**TASK OBJECTIVE:** The answer must be a single number: how many lines in the records below contain the word "right".

____________________

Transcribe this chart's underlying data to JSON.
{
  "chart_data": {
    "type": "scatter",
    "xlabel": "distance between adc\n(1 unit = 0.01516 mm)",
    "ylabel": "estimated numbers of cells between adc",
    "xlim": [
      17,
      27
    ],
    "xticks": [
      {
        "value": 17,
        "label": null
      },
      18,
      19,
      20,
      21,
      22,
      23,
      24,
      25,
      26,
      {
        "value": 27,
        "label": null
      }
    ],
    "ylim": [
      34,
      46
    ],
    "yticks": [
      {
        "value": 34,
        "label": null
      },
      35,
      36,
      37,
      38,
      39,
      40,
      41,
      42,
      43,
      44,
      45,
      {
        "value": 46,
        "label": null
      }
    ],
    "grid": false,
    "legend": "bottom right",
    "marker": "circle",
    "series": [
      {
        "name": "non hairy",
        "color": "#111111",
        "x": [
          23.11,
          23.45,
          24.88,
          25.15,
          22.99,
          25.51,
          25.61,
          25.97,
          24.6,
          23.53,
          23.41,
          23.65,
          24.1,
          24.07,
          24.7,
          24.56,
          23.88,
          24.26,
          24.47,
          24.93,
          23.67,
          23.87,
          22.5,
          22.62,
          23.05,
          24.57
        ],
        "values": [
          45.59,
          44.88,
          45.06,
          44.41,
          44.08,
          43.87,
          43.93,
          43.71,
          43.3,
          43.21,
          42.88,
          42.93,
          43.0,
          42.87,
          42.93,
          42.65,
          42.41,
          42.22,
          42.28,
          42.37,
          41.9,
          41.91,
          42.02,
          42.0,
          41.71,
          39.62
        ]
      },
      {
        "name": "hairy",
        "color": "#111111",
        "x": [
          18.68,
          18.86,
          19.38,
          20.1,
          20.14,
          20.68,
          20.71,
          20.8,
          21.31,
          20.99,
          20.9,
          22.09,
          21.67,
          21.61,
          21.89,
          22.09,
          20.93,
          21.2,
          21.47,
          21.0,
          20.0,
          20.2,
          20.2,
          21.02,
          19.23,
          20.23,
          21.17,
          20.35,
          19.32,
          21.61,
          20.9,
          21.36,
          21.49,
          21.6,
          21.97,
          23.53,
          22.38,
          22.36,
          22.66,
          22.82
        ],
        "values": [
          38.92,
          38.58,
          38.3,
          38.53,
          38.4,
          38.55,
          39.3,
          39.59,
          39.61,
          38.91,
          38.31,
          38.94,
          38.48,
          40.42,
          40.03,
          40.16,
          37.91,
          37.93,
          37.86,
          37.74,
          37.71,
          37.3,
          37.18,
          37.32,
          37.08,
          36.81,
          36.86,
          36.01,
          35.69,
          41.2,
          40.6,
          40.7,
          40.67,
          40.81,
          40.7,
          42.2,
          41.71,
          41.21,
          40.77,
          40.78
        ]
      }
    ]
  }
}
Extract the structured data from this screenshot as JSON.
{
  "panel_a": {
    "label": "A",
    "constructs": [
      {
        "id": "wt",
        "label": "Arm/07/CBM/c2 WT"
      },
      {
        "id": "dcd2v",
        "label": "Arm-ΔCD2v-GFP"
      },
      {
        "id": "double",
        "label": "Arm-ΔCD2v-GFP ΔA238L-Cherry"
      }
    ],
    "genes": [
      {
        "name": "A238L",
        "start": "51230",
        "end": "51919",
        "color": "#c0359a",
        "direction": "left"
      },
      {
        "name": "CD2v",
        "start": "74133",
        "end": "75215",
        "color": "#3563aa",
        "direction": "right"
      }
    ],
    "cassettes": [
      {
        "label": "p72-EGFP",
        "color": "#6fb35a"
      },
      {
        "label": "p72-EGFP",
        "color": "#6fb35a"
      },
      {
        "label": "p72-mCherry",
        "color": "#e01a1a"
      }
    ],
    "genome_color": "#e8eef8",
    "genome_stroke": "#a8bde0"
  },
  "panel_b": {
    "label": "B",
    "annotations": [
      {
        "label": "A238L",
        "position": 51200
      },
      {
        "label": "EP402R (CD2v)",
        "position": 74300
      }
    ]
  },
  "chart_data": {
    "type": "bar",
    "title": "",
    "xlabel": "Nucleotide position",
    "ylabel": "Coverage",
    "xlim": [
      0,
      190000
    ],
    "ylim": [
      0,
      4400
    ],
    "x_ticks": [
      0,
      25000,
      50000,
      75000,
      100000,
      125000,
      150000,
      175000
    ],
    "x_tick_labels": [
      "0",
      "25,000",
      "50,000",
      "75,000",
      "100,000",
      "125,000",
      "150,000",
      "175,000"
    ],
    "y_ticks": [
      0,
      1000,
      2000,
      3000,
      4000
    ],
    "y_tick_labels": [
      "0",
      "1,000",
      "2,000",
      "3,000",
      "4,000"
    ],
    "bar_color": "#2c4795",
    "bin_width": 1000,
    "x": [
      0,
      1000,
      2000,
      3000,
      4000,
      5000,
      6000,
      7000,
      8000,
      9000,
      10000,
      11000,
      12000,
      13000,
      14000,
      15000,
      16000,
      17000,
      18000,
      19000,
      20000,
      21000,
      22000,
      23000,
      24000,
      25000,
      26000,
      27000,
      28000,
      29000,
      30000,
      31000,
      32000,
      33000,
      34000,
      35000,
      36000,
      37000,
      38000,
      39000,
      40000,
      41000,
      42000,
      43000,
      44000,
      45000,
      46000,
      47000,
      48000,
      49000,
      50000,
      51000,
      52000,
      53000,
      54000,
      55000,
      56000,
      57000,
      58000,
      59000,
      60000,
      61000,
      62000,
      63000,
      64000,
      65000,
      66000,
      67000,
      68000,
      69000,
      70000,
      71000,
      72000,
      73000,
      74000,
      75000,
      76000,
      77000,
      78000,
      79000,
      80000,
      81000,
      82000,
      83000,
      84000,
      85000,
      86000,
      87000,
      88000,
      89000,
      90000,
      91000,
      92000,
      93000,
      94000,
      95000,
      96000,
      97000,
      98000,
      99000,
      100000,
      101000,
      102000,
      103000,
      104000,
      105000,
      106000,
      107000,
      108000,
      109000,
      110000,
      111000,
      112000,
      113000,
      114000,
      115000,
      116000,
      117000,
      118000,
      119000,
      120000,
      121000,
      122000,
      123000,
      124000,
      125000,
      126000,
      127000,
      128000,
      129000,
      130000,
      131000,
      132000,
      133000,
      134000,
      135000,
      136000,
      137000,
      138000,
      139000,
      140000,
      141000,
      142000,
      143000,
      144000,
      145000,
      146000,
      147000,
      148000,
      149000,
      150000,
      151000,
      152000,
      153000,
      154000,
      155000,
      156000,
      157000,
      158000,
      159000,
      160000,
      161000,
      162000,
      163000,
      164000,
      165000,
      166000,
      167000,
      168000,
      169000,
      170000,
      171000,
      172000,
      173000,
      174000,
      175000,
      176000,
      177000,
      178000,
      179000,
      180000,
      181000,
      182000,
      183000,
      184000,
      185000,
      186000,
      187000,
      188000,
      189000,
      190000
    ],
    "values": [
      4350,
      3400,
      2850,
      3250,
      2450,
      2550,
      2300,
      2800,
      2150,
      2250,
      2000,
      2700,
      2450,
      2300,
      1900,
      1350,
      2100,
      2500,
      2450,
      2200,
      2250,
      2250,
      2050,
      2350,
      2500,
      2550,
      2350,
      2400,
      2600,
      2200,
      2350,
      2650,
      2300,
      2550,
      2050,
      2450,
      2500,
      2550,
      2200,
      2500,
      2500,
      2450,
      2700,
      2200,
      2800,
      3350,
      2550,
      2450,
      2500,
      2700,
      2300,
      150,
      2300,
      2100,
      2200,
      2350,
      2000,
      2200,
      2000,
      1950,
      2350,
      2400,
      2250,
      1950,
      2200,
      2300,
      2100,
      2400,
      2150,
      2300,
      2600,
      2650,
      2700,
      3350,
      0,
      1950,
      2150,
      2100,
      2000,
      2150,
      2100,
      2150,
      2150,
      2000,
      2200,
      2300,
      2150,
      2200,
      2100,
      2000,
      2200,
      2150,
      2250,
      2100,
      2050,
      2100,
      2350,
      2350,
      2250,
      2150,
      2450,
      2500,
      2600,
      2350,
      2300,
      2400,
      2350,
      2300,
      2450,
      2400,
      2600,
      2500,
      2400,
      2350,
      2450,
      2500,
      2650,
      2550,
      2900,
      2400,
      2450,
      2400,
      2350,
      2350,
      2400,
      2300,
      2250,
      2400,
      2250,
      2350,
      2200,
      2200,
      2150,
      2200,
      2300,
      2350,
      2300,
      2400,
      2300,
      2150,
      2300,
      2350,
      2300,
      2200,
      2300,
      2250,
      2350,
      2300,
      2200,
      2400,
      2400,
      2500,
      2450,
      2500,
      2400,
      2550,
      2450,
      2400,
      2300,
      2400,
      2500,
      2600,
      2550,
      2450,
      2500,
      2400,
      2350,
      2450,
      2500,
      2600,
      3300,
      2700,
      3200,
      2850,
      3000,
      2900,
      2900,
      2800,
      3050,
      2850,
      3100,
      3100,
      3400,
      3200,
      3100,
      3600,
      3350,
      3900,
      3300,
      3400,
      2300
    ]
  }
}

____________________

**RESULT FOR THIS EXERCISE:** 2